[Dataset items]
## Begin
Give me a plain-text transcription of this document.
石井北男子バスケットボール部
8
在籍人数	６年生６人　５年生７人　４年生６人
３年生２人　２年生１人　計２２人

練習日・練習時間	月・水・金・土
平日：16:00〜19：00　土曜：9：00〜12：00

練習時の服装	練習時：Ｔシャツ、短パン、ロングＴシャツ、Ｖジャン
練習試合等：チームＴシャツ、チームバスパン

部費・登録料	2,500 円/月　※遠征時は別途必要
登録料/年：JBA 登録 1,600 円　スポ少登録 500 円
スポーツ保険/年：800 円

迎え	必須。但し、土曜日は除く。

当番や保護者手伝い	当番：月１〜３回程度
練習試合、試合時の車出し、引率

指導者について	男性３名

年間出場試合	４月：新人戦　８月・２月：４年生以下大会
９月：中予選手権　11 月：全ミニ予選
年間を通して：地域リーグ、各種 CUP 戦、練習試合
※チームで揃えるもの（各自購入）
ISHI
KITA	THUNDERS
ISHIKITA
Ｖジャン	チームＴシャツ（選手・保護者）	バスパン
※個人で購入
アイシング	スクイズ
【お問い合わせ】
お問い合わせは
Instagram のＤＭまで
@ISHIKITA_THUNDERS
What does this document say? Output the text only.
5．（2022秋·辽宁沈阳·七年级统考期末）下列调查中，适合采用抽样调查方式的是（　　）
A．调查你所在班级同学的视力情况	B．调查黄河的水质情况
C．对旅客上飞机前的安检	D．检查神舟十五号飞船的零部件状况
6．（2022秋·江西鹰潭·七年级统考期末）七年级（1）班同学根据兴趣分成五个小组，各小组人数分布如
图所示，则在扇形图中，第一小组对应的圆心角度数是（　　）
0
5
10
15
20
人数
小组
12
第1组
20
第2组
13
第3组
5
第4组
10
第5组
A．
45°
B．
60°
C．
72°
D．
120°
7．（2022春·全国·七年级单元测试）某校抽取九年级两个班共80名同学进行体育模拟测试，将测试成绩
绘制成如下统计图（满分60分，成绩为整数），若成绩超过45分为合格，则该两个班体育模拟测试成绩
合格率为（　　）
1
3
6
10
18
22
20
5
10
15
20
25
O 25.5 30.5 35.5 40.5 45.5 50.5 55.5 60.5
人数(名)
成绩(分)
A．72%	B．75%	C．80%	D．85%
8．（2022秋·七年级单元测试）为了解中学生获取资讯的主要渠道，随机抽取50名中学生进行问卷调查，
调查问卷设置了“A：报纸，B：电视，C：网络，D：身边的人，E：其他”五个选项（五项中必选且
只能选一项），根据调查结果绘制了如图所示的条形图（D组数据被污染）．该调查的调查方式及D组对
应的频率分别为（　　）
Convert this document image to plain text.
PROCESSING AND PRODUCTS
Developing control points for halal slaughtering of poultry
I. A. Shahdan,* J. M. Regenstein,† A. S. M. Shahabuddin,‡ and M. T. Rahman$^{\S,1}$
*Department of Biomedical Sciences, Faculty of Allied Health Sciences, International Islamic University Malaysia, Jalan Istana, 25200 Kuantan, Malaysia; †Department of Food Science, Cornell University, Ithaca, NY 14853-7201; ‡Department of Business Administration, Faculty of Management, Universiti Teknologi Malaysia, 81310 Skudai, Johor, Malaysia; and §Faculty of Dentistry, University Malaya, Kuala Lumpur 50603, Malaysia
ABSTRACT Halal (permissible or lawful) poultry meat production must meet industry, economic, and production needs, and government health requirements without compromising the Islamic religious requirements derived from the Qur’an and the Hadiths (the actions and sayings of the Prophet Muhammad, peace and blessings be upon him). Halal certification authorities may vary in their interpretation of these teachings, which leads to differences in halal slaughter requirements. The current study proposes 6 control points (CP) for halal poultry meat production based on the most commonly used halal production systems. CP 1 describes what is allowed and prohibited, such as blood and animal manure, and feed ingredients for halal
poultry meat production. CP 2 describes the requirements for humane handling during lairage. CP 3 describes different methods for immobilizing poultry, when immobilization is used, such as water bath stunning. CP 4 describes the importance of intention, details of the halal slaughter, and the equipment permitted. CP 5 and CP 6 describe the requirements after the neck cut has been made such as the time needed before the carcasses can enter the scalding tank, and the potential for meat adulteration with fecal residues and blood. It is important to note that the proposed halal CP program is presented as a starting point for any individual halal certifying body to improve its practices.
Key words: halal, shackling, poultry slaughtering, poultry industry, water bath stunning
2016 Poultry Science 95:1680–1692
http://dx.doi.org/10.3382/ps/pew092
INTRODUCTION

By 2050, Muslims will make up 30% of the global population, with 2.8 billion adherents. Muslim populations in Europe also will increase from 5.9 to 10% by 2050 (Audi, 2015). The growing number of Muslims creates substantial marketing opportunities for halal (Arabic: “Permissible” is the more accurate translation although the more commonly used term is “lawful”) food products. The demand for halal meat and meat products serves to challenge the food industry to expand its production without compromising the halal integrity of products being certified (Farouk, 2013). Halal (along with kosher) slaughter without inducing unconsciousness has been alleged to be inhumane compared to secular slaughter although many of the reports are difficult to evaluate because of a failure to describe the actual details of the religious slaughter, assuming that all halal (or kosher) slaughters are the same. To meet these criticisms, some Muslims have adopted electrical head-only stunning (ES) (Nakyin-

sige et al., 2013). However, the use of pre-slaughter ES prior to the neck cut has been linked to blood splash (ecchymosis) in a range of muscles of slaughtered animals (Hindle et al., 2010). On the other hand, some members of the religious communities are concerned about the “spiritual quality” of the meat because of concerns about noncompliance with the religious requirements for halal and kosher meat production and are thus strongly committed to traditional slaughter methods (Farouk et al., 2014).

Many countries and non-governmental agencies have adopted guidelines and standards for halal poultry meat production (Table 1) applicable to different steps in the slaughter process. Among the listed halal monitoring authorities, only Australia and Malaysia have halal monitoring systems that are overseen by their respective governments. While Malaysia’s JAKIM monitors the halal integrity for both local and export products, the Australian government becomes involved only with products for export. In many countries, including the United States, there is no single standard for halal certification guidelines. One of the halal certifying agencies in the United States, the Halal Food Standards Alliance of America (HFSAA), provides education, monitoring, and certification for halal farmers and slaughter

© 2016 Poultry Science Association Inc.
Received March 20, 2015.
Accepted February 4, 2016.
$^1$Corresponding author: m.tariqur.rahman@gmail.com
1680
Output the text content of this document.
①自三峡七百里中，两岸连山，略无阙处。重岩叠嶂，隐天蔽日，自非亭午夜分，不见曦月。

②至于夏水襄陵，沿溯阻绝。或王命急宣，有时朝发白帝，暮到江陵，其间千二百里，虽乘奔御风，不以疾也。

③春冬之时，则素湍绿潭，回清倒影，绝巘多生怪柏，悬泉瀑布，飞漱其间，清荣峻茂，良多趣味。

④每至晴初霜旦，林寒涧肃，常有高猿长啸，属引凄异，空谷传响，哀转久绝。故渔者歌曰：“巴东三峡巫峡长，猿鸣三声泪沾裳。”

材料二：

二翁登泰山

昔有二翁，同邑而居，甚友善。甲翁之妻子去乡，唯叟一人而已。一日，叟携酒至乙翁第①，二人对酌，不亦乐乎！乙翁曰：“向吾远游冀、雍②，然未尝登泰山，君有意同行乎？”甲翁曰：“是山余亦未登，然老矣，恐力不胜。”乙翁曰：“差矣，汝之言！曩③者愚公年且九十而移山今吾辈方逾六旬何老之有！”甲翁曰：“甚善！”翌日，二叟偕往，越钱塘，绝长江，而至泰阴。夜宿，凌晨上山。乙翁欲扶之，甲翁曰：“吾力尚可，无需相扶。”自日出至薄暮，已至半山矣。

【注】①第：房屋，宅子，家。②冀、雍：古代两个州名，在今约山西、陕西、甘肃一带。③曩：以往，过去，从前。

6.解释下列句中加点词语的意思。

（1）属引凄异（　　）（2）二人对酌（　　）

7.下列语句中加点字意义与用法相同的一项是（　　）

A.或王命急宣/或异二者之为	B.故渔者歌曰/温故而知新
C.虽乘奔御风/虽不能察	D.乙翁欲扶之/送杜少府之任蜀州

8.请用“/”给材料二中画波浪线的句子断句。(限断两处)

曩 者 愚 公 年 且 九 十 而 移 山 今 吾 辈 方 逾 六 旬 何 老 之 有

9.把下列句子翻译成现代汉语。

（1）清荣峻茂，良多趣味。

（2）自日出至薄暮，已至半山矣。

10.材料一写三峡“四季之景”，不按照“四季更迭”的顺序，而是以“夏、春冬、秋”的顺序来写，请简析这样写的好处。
## End
WHAT YOU HAVE TO DO:
Quote exactly the line containing "Output the text content of this document." and every later line through the end of the listing, and no other lines.

THE RESULT:
Output the text content of this document.
①自三峡七百里中，两岸连山，略无阙处。重岩叠嶂，隐天蔽日，自非亭午夜分，不见曦月。

②至于夏水襄陵，沿溯阻绝。或王命急宣，有时朝发白帝，暮到江陵，其间千二百里，虽乘奔御风，不以疾也。

③春冬之时，则素湍绿潭，回清倒影，绝巘多生怪柏，悬泉瀑布，飞漱其间，清荣峻茂，良多趣味。

④每至晴初霜旦，林寒涧肃，常有高猿长啸，属引凄异，空谷传响，哀转久绝。故渔者歌曰：“巴东三峡巫峡长，猿鸣三声泪沾裳。”

材料二：

二翁登泰山

昔有二翁，同邑而居，甚友善。甲翁之妻子去乡，唯叟一人而已。一日，叟携酒至乙翁第①，二人对酌，不亦乐乎！乙翁曰：“向吾远游冀、雍②，然未尝登泰山，君有意同行乎？”甲翁曰：“是山余亦未登，然老矣，恐力不胜。”乙翁曰：“差矣，汝之言！曩③者愚公年且九十而移山今吾辈方逾六旬何老之有！”甲翁曰：“甚善！”翌日，二叟偕往，越钱塘，绝长江，而至泰阴。夜宿，凌晨上山。乙翁欲扶之，甲翁曰：“吾力尚可，无需相扶。”自日出至薄暮，已至半山矣。

【注】①第：房屋，宅子，家。②冀、雍：古代两个州名，在今约山西、陕西、甘肃一带。③曩：以往，过去，从前。

6.解释下列句中加点词语的意思。

（1）属引凄异（　　）（2）二人对酌（　　）

7.下列语句中加点字意义与用法相同的一项是（　　）

A.或王命急宣/或异二者之为	B.故渔者歌曰/温故而知新
C.虽乘奔御风/虽不能察	D.乙翁欲扶之/送杜少府之任蜀州

8.请用“/”给材料二中画波浪线的句子断句。(限断两处)

曩 者 愚 公 年 且 九 十 而 移 山 今 吾 辈 方 逾 六 旬 何 老 之 有

9.把下列句子翻译成现代汉语。

（1）清荣峻茂，良多趣味。

（2）自日出至薄暮，已至半山矣。

10.材料一写三峡“四季之景”，不按照“四季更迭”的顺序，而是以“夏、春冬、秋”的顺序来写，请简析这样写的好处。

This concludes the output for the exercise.